(Extracted records)
- - - -

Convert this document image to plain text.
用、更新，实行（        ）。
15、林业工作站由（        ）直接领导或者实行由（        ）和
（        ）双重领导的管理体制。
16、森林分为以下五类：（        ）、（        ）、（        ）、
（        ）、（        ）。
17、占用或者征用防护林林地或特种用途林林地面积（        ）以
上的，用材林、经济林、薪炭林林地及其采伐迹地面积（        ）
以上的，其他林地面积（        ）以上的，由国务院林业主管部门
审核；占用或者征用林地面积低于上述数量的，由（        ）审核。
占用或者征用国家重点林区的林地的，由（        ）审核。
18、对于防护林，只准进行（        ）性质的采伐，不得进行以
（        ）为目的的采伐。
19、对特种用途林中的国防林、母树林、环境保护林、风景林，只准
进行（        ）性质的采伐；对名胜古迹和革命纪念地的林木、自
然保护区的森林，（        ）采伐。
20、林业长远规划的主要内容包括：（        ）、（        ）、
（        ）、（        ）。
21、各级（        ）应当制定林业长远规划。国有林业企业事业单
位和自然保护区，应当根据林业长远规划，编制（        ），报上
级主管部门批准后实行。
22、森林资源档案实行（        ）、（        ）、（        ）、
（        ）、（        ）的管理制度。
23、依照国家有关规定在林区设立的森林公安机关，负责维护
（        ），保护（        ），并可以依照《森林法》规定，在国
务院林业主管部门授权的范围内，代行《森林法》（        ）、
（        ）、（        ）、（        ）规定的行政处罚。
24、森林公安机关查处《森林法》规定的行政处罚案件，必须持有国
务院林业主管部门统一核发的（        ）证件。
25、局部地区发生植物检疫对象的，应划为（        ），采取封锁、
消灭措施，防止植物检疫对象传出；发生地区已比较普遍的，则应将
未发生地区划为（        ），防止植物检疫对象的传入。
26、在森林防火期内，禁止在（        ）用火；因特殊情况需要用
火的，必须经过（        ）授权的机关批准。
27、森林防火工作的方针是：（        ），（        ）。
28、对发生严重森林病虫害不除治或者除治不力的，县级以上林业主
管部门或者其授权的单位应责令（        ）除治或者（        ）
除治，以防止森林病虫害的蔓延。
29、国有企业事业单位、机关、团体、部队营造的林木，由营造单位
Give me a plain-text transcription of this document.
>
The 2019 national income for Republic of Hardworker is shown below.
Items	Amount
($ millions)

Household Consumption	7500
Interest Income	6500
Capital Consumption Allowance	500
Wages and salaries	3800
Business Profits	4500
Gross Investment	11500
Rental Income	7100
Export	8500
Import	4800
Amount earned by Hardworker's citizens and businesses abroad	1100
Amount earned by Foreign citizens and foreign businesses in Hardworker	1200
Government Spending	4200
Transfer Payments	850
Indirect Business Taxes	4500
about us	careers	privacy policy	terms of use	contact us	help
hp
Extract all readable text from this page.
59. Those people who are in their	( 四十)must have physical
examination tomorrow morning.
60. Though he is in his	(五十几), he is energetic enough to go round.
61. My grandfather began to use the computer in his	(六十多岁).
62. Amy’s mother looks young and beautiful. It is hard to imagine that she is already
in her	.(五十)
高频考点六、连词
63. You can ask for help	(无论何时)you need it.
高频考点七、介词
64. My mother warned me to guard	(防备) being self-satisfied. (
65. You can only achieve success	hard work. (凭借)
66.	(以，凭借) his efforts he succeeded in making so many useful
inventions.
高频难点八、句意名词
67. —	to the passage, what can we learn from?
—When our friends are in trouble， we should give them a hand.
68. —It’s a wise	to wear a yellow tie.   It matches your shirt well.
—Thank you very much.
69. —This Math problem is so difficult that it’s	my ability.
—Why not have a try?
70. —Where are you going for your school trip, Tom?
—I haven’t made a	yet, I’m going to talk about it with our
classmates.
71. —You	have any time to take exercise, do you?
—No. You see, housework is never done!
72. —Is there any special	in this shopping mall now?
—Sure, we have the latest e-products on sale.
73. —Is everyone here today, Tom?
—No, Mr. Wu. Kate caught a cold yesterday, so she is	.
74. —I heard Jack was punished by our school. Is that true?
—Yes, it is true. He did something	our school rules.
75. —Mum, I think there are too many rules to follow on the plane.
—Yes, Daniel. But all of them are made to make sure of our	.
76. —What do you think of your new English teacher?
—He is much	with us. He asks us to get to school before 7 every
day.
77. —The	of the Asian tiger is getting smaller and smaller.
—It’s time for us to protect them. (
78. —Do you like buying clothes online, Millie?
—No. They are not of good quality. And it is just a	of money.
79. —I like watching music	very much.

- - - -

**Exercise brief**
Copy every line from the entries that contains the word "true".

**Response below**
74. —I heard Jack was punished by our school. Is that true?
—Yes, it is true. He did something	our school rules.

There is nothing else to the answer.